19 Şubat 2020 Çarşamba

21. YÜZYILDA TÜRKİYENİN ENERJİ STRATEJİSİ. BÖLÜM 6

21. YÜZYILDA TÜRKİYENİN ENERJİ STRATEJİSİ. BÖLÜM 6





c) Nükleer Enerji

Türkiye’nin nükleer enerjiye olan ilgisinin onlarca yıllık geçmişi vardır. Nükleer enerjinin düşük yakıt maliyetleri, fosil yakıt fiyatlarındaki istikrarsızlığı kısmen dengeleyecek bir mekanizma olarak algılanmaktadır. Nükleer enerjinin, fosil dışı enerji kaynağı olarak enerji güvenliğini artıracağı da varsayılmaktadır.

Nükleer enerji, çevre kirliliğine neden olmayan enerji kaynağı olarak, iklim değişikliği değerlendirmeleri nedeniyle de destek görmektedir.
Tüm avantajlarına rağmen, nükleer enerjinin çok sayıda riski ve çok yüksek yatırım maliyetleri bulunmaktadır. Türkiye’nin nükleer enerjiye sahip olma arzusunun önündeki en büyük engelin, nükleer enerji yatırımlarının taşıdığı sayısız riskin yatırımcılar ile kamu arasında paylaşılmasındaki güçlük olduğu görülmüştür.
------------------------------------
## Görev listesi
#1 Kayıtların başından "label-x-10: X-10 — [214, 285, 232, 295]" ifadesini içeren satıra kadar uzanan bölümü, her iki uçtaki satır da dahil olmak üzere hiçbir değişiklik yapmadan alıntılayın.
#2 Türkiye'nin enerji stratejisini ele alan metni, son cümlesinin ardından gelecek şekilde sürdürün.

Açıklamalı öğe listeleri
------------------------------------
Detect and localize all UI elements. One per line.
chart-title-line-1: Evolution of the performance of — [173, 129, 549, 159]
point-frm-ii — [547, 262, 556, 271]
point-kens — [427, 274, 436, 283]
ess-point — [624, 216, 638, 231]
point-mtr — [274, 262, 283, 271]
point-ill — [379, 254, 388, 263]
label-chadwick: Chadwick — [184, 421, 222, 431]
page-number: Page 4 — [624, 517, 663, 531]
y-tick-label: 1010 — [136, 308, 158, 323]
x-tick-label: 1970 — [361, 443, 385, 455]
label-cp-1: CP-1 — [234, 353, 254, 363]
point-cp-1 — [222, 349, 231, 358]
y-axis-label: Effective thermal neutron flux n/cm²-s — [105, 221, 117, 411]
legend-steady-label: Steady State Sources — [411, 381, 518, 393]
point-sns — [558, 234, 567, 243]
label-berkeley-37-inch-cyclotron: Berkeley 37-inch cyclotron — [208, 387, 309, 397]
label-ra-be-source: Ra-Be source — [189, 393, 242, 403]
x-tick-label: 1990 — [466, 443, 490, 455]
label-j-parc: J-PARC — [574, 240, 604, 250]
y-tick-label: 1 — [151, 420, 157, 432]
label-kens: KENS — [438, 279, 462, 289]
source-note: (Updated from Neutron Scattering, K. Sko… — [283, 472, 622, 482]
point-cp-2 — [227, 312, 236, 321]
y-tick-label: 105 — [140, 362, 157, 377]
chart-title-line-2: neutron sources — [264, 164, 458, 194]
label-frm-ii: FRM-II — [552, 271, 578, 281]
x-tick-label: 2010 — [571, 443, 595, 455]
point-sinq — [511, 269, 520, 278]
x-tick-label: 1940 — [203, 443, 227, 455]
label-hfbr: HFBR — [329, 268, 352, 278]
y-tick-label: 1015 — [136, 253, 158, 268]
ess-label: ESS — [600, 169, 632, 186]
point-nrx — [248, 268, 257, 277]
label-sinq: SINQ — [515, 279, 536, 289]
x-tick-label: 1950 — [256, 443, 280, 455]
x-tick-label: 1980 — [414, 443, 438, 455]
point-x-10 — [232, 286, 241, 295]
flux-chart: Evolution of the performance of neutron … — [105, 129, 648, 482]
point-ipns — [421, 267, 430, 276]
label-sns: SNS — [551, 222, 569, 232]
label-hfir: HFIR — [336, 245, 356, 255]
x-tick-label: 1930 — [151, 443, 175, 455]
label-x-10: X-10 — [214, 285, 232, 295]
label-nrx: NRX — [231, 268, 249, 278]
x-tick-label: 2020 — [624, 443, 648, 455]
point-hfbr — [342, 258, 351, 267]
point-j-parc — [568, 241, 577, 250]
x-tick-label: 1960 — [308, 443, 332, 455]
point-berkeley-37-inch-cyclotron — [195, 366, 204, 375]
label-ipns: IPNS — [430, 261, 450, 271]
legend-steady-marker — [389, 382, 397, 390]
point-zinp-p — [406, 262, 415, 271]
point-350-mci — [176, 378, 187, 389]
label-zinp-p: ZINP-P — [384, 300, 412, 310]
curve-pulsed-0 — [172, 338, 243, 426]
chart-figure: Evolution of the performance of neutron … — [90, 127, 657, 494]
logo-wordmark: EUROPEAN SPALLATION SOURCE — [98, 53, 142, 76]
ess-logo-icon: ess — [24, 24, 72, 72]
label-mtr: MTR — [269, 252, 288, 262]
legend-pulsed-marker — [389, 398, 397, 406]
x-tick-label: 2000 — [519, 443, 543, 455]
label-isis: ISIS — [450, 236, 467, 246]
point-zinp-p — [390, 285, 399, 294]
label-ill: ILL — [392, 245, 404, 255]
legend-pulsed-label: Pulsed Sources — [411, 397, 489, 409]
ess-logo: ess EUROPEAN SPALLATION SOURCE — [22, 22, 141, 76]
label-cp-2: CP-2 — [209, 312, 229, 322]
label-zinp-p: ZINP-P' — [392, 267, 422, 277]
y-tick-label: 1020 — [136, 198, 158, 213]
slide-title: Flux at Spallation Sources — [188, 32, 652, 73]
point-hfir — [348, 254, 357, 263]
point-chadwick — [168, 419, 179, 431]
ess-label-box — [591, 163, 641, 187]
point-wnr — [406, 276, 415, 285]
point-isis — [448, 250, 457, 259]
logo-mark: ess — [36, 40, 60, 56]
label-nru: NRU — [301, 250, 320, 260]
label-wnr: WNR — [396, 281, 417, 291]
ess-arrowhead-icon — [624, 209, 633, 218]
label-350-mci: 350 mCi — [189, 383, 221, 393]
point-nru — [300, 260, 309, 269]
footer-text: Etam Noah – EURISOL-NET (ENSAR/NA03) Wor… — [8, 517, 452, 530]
------------------------------------
## Görevlere göre çıktılar
#1
Detect and localize all UI elements. One per line.
chart-title-line-1: Evolution of the performance of — [173, 129, 549, 159]
point-frm-ii — [547, 262, 556, 271]
point-kens — [427, 274, 436, 283]
ess-point — [624, 216, 638, 231]
point-mtr — [274, 262, 283, 271]
point-ill — [379, 254, 388, 263]
label-chadwick: Chadwick — [184, 421, 222, 431]
page-number: Page 4 — [624, 517, 663, 531]
y-tick-label: 1010 — [136, 308, 158, 323]
x-tick-label: 1970 — [361, 443, 385, 455]
label-cp-1: CP-1 — [234, 353, 254, 363]
point-cp-1 — [222, 349, 231, 358]
y-axis-label: Effective thermal neutron flux n/cm²-s — [105, 221, 117, 411]
legend-steady-label: Steady State Sources — [411, 381, 518, 393]
point-sns — [558, 234, 567, 243]
label-berkeley-37-inch-cyclotron: Berkeley 37-inch cyclotron — [208, 387, 309, 397]
label-ra-be-source: Ra-Be source — [189, 393, 242, 403]
x-tick-label: 1990 — [466, 443, 490, 455]
label-j-parc: J-PARC — [574, 240, 604, 250]
y-tick-label: 1 — [151, 420, 157, 432]
label-kens: KENS — [438, 279, 462, 289]
source-note: (Updated from Neutron Scattering, K. Sko… — [283, 472, 622, 482]
point-cp-2 — [227, 312, 236, 321]
y-tick-label: 105 — [140, 362, 157, 377]
chart-title-line-2: neutron sources — [264, 164, 458, 194]
label-frm-ii: FRM-II — [552, 271, 578, 281]
x-tick-label: 2010 — [571, 443, 595, 455]
point-sinq — [511, 269, 520, 278]
x-tick-label: 1940 — [203, 443, 227, 455]
label-hfbr: HFBR — [329, 268, 352, 278]
y-tick-label: 1015 — [136, 253, 158, 268]
ess-label: ESS — [600, 169, 632, 186]
point-nrx — [248, 268, 257, 277]
label-sinq: SINQ — [515, 279, 536, 289]
x-tick-label: 1950 — [256, 443, 280, 455]
x-tick-label: 1980 — [414, 443, 438, 455]
point-x-10 — [232, 286, 241, 295]
flux-chart: Evolution of the performance of neutron … — [105, 129, 648, 482]
point-ipns — [421, 267, 430, 276]
label-sns: SNS — [551, 222, 569, 232]
label-hfir: HFIR — [336, 245, 356, 255]
x-tick-label: 1930 — [151, 443, 175, 455]
label-x-10: X-10 — [214, 285, 232, 295]

#2
Yüksek ve değişken inşaat maliyetleri, inşaatların sık sık ertelenmesi, santralin uzun faaliyet ömrü sırasında çıkacak atık yönetimi sorunları, kamuoyunun nükleer emniyete yaklaşımındaki değişimlerden kaynaklanan siyasi ve mevzuatla
ilgili belirsizlikler, ömrünü tamamlayan santralin yüksek söküm maliyetleri gibi unsurların hepsi, yatırım başlamadan önce net biçimde ortaya konması ve sözleşmelere yansıtılması gereken maliyet ve risk unsurlarıdır.

Yakın zamana kadar, Türkiye’nin bu karmaşık ticari sorunu çözme girişimleri başarısızlıkla sonuçlanmıştır. Kısa bir süre önce Akkuyu Santrali için Rusya Federasyonu’yla yapılan anlaşmada, aynı zamanda işletmeci de olmayı kabul eden yatırımcının tüm riskleri üstlenmesini öngören sıra dışı koşullar olduğu görülmüştür. Devletlerarası bir anlaşmaya dayanan bu sıra dışı model, kaçınılmaz olarak ticari kaygılar ile siyasi çıkarların birlikte değerlendirilmesi sonucunda şekillenmiştir.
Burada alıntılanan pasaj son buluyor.